- **Exercise directions**
Wherever the string "share" appears in the listing, copy that line.

- **Given data**
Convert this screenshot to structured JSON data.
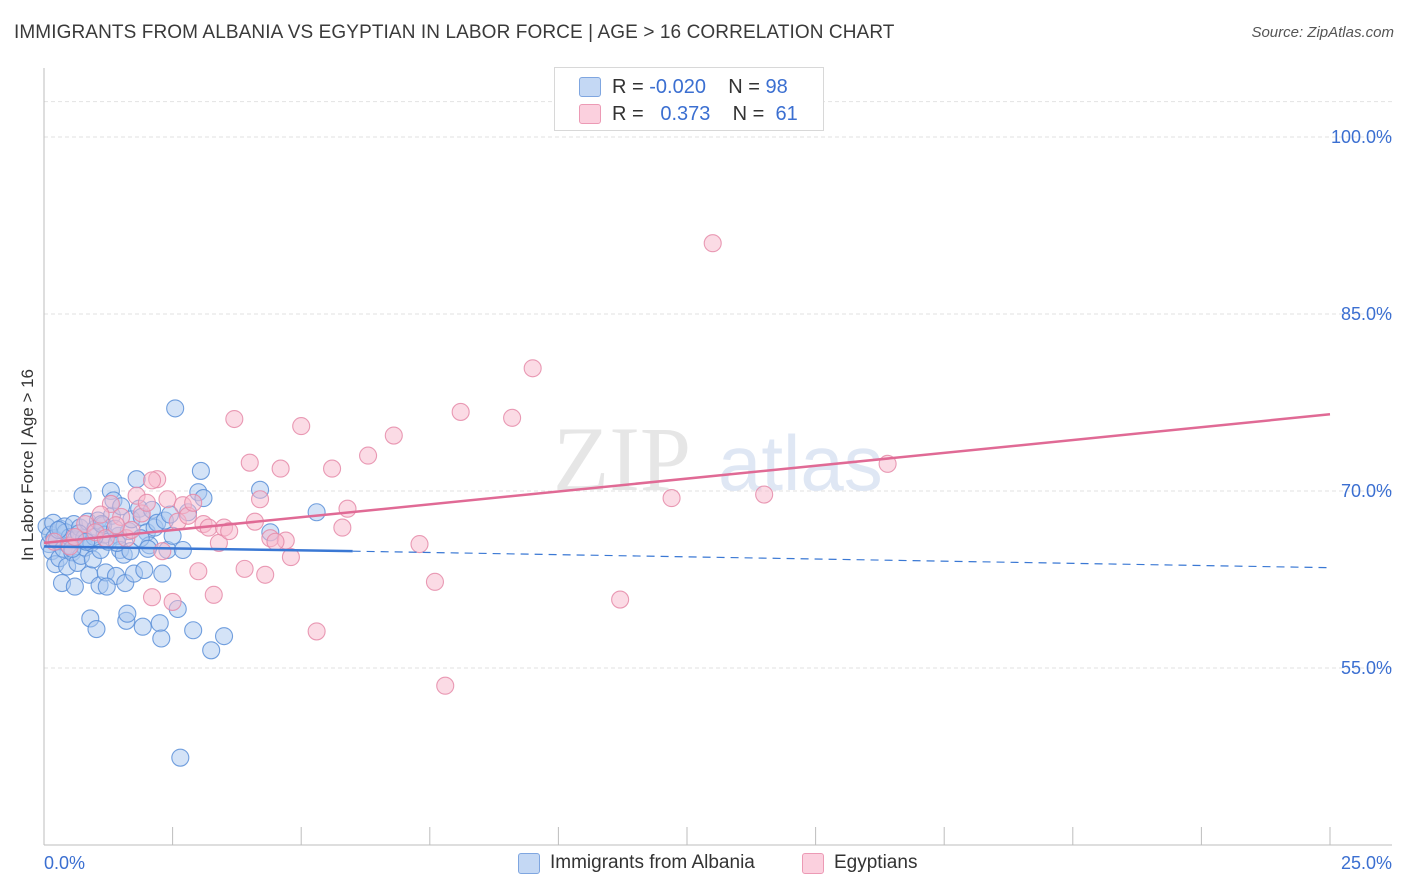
{
  "title": "IMMIGRANTS FROM ALBANIA VS EGYPTIAN IN LABOR FORCE | AGE > 16 CORRELATION CHART",
  "source": "Source: ZipAtlas.com",
  "watermark": {
    "zip": "ZIP",
    "atlas": "atlas"
  },
  "legend_stats": [
    {
      "r_label": "R =",
      "r_value": "-0.020",
      "n_label": "N =",
      "n_value": "98",
      "color": "#aac8f0"
    },
    {
      "r_label": "R =",
      "r_value": "0.373",
      "n_label": "N =",
      "n_value": "61",
      "color": "#f7b8cc"
    }
  ],
  "bottom_legend": [
    {
      "label": "Immigrants from Albania",
      "color": "#aac8f0"
    },
    {
      "label": "Egyptians",
      "color": "#f7b8cc"
    }
  ],
  "chart_data": {
    "type": "scatter",
    "xlabel": "",
    "ylabel": "In Labor Force | Age > 16",
    "xlim": [
      0,
      25
    ],
    "ylim": [
      40,
      105
    ],
    "x_tick_labels": [
      "0.0%",
      "25.0%"
    ],
    "y_ticks": [
      55,
      70,
      85,
      100
    ],
    "y_tick_labels": [
      "55.0%",
      "70.0%",
      "85.0%",
      "100.0%"
    ],
    "grid": true,
    "legend_placement": "top-center",
    "colors": {
      "albania_fill": "#aac8f0",
      "albania_stroke": "#5a8fd8",
      "albania_line": "#3a78d4",
      "egypt_fill": "#f7b8cc",
      "egypt_stroke": "#e58aa8",
      "egypt_line": "#e06a95"
    },
    "series": [
      {
        "name": "Immigrants from Albania",
        "trend": {
          "x": [
            0,
            6,
            25
          ],
          "y": [
            65.3,
            64.9,
            63.5
          ],
          "solid_until": 6
        },
        "points": [
          [
            0.05,
            67.0
          ],
          [
            0.1,
            65.5
          ],
          [
            0.12,
            66.3
          ],
          [
            0.15,
            64.9
          ],
          [
            0.18,
            67.3
          ],
          [
            0.2,
            66.0
          ],
          [
            0.22,
            63.8
          ],
          [
            0.25,
            65.8
          ],
          [
            0.3,
            64.3
          ],
          [
            0.32,
            66.8
          ],
          [
            0.35,
            62.2
          ],
          [
            0.38,
            65.1
          ],
          [
            0.4,
            67.0
          ],
          [
            0.42,
            66.5
          ],
          [
            0.45,
            63.6
          ],
          [
            0.48,
            65.4
          ],
          [
            0.5,
            66.1
          ],
          [
            0.55,
            64.8
          ],
          [
            0.58,
            67.2
          ],
          [
            0.6,
            61.9
          ],
          [
            0.62,
            65.9
          ],
          [
            0.65,
            63.9
          ],
          [
            0.7,
            66.9
          ],
          [
            0.72,
            64.5
          ],
          [
            0.75,
            69.6
          ],
          [
            0.78,
            66.0
          ],
          [
            0.8,
            65.2
          ],
          [
            0.85,
            67.4
          ],
          [
            0.88,
            62.9
          ],
          [
            0.9,
            59.2
          ],
          [
            0.92,
            65.6
          ],
          [
            0.95,
            64.2
          ],
          [
            1.0,
            66.8
          ],
          [
            1.02,
            58.3
          ],
          [
            1.05,
            67.5
          ],
          [
            1.08,
            62.0
          ],
          [
            1.1,
            65.0
          ],
          [
            1.15,
            67.1
          ],
          [
            1.18,
            66.3
          ],
          [
            1.2,
            63.1
          ],
          [
            1.25,
            65.7
          ],
          [
            1.3,
            70.0
          ],
          [
            1.32,
            67.9
          ],
          [
            1.35,
            69.2
          ],
          [
            1.4,
            62.8
          ],
          [
            1.45,
            66.2
          ],
          [
            1.48,
            65.0
          ],
          [
            1.5,
            68.7
          ],
          [
            1.55,
            64.6
          ],
          [
            1.58,
            62.2
          ],
          [
            1.6,
            59.0
          ],
          [
            1.62,
            59.6
          ],
          [
            1.65,
            66.6
          ],
          [
            1.7,
            67.6
          ],
          [
            1.75,
            63.0
          ],
          [
            1.8,
            71.0
          ],
          [
            1.85,
            68.5
          ],
          [
            1.9,
            67.8
          ],
          [
            1.92,
            58.5
          ],
          [
            1.95,
            63.3
          ],
          [
            2.0,
            66.5
          ],
          [
            2.05,
            65.4
          ],
          [
            2.1,
            68.4
          ],
          [
            2.15,
            66.9
          ],
          [
            2.2,
            67.3
          ],
          [
            2.25,
            58.8
          ],
          [
            2.28,
            57.5
          ],
          [
            2.3,
            63.0
          ],
          [
            2.35,
            67.5
          ],
          [
            2.4,
            65.0
          ],
          [
            2.45,
            68.0
          ],
          [
            2.5,
            66.2
          ],
          [
            2.55,
            77.0
          ],
          [
            2.6,
            60.0
          ],
          [
            2.65,
            47.4
          ],
          [
            2.7,
            65.0
          ],
          [
            2.8,
            68.2
          ],
          [
            2.9,
            58.2
          ],
          [
            3.0,
            69.9
          ],
          [
            3.05,
            71.7
          ],
          [
            3.1,
            69.4
          ],
          [
            3.25,
            56.5
          ],
          [
            3.5,
            57.7
          ],
          [
            4.2,
            70.1
          ],
          [
            4.4,
            66.5
          ],
          [
            5.3,
            68.2
          ],
          [
            0.55,
            65.1
          ],
          [
            1.22,
            61.9
          ],
          [
            0.68,
            66.4
          ],
          [
            0.98,
            66.1
          ],
          [
            1.12,
            67.2
          ],
          [
            1.42,
            65.6
          ],
          [
            1.68,
            64.9
          ],
          [
            1.88,
            66.0
          ],
          [
            2.02,
            65.1
          ],
          [
            0.28,
            66.7
          ],
          [
            0.82,
            65.7
          ],
          [
            1.38,
            66.8
          ]
        ]
      },
      {
        "name": "Egyptians",
        "trend": {
          "x": [
            0,
            25
          ],
          "y": [
            65.6,
            76.5
          ],
          "solid_until": 25
        },
        "points": [
          [
            0.2,
            65.7
          ],
          [
            0.5,
            65.3
          ],
          [
            0.8,
            67.2
          ],
          [
            1.0,
            66.5
          ],
          [
            1.2,
            66.0
          ],
          [
            1.3,
            68.9
          ],
          [
            1.5,
            67.8
          ],
          [
            1.6,
            66.0
          ],
          [
            1.7,
            66.7
          ],
          [
            1.8,
            69.6
          ],
          [
            1.9,
            68.1
          ],
          [
            2.0,
            69.0
          ],
          [
            2.1,
            61.0
          ],
          [
            2.2,
            71.0
          ],
          [
            2.3,
            64.9
          ],
          [
            2.4,
            69.3
          ],
          [
            2.5,
            60.6
          ],
          [
            2.6,
            67.4
          ],
          [
            2.7,
            68.8
          ],
          [
            2.8,
            67.9
          ],
          [
            3.0,
            63.2
          ],
          [
            3.1,
            67.2
          ],
          [
            3.2,
            66.9
          ],
          [
            3.3,
            61.2
          ],
          [
            3.4,
            65.6
          ],
          [
            3.5,
            66.9
          ],
          [
            3.7,
            76.1
          ],
          [
            3.9,
            63.4
          ],
          [
            4.0,
            72.4
          ],
          [
            4.1,
            67.4
          ],
          [
            4.2,
            69.3
          ],
          [
            4.3,
            62.9
          ],
          [
            4.4,
            66.0
          ],
          [
            4.6,
            71.9
          ],
          [
            4.7,
            65.8
          ],
          [
            4.8,
            64.4
          ],
          [
            5.0,
            75.5
          ],
          [
            5.3,
            58.1
          ],
          [
            5.6,
            71.9
          ],
          [
            5.9,
            68.5
          ],
          [
            6.3,
            73.0
          ],
          [
            6.8,
            74.7
          ],
          [
            7.3,
            65.5
          ],
          [
            7.6,
            62.3
          ],
          [
            7.8,
            53.5
          ],
          [
            8.1,
            76.7
          ],
          [
            9.1,
            76.2
          ],
          [
            9.5,
            80.4
          ],
          [
            11.2,
            60.8
          ],
          [
            12.2,
            69.4
          ],
          [
            13.0,
            91.0
          ],
          [
            14.0,
            69.7
          ],
          [
            16.4,
            72.3
          ],
          [
            2.1,
            70.9
          ],
          [
            1.4,
            67.1
          ],
          [
            0.6,
            66.1
          ],
          [
            1.1,
            68.0
          ],
          [
            2.9,
            69.0
          ],
          [
            3.6,
            66.6
          ],
          [
            4.5,
            65.7
          ],
          [
            5.8,
            66.9
          ]
        ]
      }
    ]
  }
}
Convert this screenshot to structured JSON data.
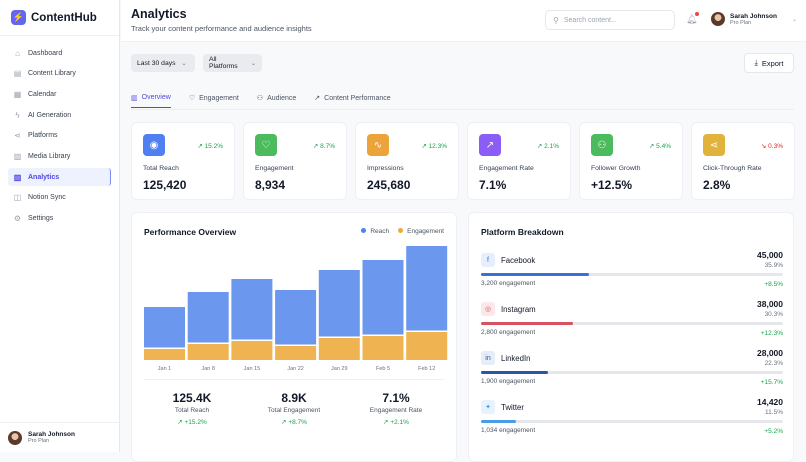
{
  "app": {
    "name": "ContentHub"
  },
  "sidebar": {
    "items": [
      {
        "label": "Dashboard",
        "icon": "home-icon"
      },
      {
        "label": "Content Library",
        "icon": "file-icon"
      },
      {
        "label": "Calendar",
        "icon": "calendar-icon"
      },
      {
        "label": "AI Generation",
        "icon": "sparkle-icon"
      },
      {
        "label": "Platforms",
        "icon": "share-icon"
      },
      {
        "label": "Media Library",
        "icon": "image-icon"
      },
      {
        "label": "Analytics",
        "icon": "bar-chart-icon",
        "active": true
      },
      {
        "label": "Notion Sync",
        "icon": "book-icon"
      },
      {
        "label": "Settings",
        "icon": "gear-icon"
      }
    ],
    "user": {
      "name": "Sarah Johnson",
      "plan": "Pro Plan"
    }
  },
  "header": {
    "title": "Analytics",
    "subtitle": "Track your content performance and audience insights",
    "search_placeholder": "Search content...",
    "user": {
      "name": "Sarah Johnson",
      "plan": "Pro Plan"
    }
  },
  "filters": {
    "date": "Last 30 days",
    "platform": "All Platforms",
    "export_label": "Export"
  },
  "tabs": [
    {
      "label": "Overview",
      "active": true
    },
    {
      "label": "Engagement"
    },
    {
      "label": "Audience"
    },
    {
      "label": "Content Performance"
    }
  ],
  "kpis": [
    {
      "label": "Total Reach",
      "value": "125,420",
      "change": "↗ 15.2%",
      "color": "#4f7ff0",
      "icon": "eye-icon",
      "glyph": "◉",
      "trend": "up"
    },
    {
      "label": "Engagement",
      "value": "8,934",
      "change": "↗ 8.7%",
      "color": "#4cbb5d",
      "icon": "heart-icon",
      "glyph": "♡",
      "trend": "up"
    },
    {
      "label": "Impressions",
      "value": "245,680",
      "change": "↗ 12.3%",
      "color": "#eba33a",
      "icon": "activity-icon",
      "glyph": "∿",
      "trend": "up"
    },
    {
      "label": "Engagement Rate",
      "value": "7.1%",
      "change": "↗ 2.1%",
      "color": "#8b5cf6",
      "icon": "trending-up-icon",
      "glyph": "↗",
      "trend": "up"
    },
    {
      "label": "Follower Growth",
      "value": "+12.5%",
      "change": "↗ 5.4%",
      "color": "#4cbb5d",
      "icon": "users-icon",
      "glyph": "⚇",
      "trend": "up"
    },
    {
      "label": "Click-Through Rate",
      "value": "2.8%",
      "change": "↘ 0.3%",
      "color": "#e2b33a",
      "icon": "share-icon",
      "glyph": "⋖",
      "trend": "down"
    }
  ],
  "performance": {
    "title": "Performance Overview",
    "stats": [
      {
        "value": "125.4K",
        "label": "Total Reach",
        "change": "+15.2%"
      },
      {
        "value": "8.9K",
        "label": "Total Engagement",
        "change": "+8.7%"
      },
      {
        "value": "7.1%",
        "label": "Engagement Rate",
        "change": "+2.1%"
      }
    ]
  },
  "chart_data": {
    "type": "bar",
    "stacked": true,
    "categories": [
      "Jan 1",
      "Jan 8",
      "Jan 15",
      "Jan 22",
      "Jan 29",
      "Feb 5",
      "Feb 12"
    ],
    "series": [
      {
        "name": "Engagement",
        "color": "#f0b352",
        "values": [
          11,
          16,
          19,
          14,
          22,
          24,
          28
        ]
      },
      {
        "name": "Reach",
        "color": "#6b98ee",
        "values": [
          42,
          52,
          62,
          56,
          68,
          76,
          86
        ]
      }
    ],
    "ylim": [
      0,
      120
    ],
    "grid": false,
    "legend": "top-right"
  },
  "platforms": {
    "title": "Platform Breakdown",
    "items": [
      {
        "name": "Facebook",
        "value": "45,000",
        "pct": "35.9%",
        "share": 35.9,
        "engagement": "3,200 engagement",
        "change": "+8.5%",
        "color": "#3b6fd8",
        "bg": "#e8effc",
        "icon": "facebook-icon",
        "glyph": "f"
      },
      {
        "name": "Instagram",
        "value": "38,000",
        "pct": "30.3%",
        "share": 30.3,
        "engagement": "2,800 engagement",
        "change": "+12.3%",
        "color": "#d9505f",
        "bg": "#fce8ea",
        "icon": "instagram-icon",
        "glyph": "◎"
      },
      {
        "name": "LinkedIn",
        "value": "28,000",
        "pct": "22.3%",
        "share": 22.3,
        "engagement": "1,900 engagement",
        "change": "+15.7%",
        "color": "#2856a8",
        "bg": "#e6edf8",
        "icon": "linkedin-icon",
        "glyph": "in"
      },
      {
        "name": "Twitter",
        "value": "14,420",
        "pct": "11.5%",
        "share": 11.5,
        "engagement": "1,034 engagement",
        "change": "+5.2%",
        "color": "#4a9be8",
        "bg": "#e7f2fc",
        "icon": "twitter-icon",
        "glyph": "✦"
      }
    ]
  }
}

- **Answer to the problem**
        "icon": "share-icon"
      "icon": "share-icon",
        "share": 35.9,
        "share": 30.3,
        "share": 22.3,
        "share": 11.5,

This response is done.